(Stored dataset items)

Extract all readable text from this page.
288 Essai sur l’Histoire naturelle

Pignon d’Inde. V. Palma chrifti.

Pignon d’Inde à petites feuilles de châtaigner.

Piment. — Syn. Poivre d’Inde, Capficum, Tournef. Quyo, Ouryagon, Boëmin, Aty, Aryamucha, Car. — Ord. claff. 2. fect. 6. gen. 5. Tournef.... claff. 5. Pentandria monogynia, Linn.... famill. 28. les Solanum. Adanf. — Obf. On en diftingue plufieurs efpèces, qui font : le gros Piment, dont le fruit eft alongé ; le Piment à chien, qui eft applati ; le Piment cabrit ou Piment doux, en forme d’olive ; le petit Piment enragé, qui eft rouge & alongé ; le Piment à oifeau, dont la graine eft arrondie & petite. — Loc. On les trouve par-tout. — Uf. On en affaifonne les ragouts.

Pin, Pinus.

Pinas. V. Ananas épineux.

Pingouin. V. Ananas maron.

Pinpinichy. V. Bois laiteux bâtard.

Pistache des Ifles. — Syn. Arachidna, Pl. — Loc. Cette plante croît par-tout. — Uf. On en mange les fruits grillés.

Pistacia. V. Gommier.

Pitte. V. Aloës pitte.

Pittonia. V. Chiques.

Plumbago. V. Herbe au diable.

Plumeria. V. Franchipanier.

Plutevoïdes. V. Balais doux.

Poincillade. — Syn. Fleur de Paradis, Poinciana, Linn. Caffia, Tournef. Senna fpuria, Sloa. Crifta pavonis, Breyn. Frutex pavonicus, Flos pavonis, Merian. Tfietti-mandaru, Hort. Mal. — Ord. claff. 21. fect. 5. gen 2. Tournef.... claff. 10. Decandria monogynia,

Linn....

- WHAT YOU ARE ASKED TO DO
Using the data above, output each line exactly.

- EXERCISE OUTPUT
Extract all readable text from this page.
288 Essai sur l’Histoire naturelle

Pignon d’Inde. V. Palma chrifti.

Pignon d’Inde à petites feuilles de châtaigner.

Piment. — Syn. Poivre d’Inde, Capficum, Tournef. Quyo, Ouryagon, Boëmin, Aty, Aryamucha, Car. — Ord. claff. 2. fect. 6. gen. 5. Tournef.... claff. 5. Pentandria monogynia, Linn.... famill. 28. les Solanum. Adanf. — Obf. On en diftingue plufieurs efpèces, qui font : le gros Piment, dont le fruit eft alongé ; le Piment à chien, qui eft applati ; le Piment cabrit ou Piment doux, en forme d’olive ; le petit Piment enragé, qui eft rouge & alongé ; le Piment à oifeau, dont la graine eft arrondie & petite. — Loc. On les trouve par-tout. — Uf. On en affaifonne les ragouts.

Pin, Pinus.

Pinas. V. Ananas épineux.

Pingouin. V. Ananas maron.

Pinpinichy. V. Bois laiteux bâtard.

Pistache des Ifles. — Syn. Arachidna, Pl. — Loc. Cette plante croît par-tout. — Uf. On en mange les fruits grillés.

Pistacia. V. Gommier.

Pitte. V. Aloës pitte.

Pittonia. V. Chiques.

Plumbago. V. Herbe au diable.

Plumeria. V. Franchipanier.

Plutevoïdes. V. Balais doux.

Poincillade. — Syn. Fleur de Paradis, Poinciana, Linn. Caffia, Tournef. Senna fpuria, Sloa. Crifta pavonis, Breyn. Frutex pavonicus, Flos pavonis, Merian. Tfietti-mandaru, Hort. Mal. — Ord. claff. 21. fect. 5. gen 2. Tournef.... claff. 10. Decandria monogynia,

Linn....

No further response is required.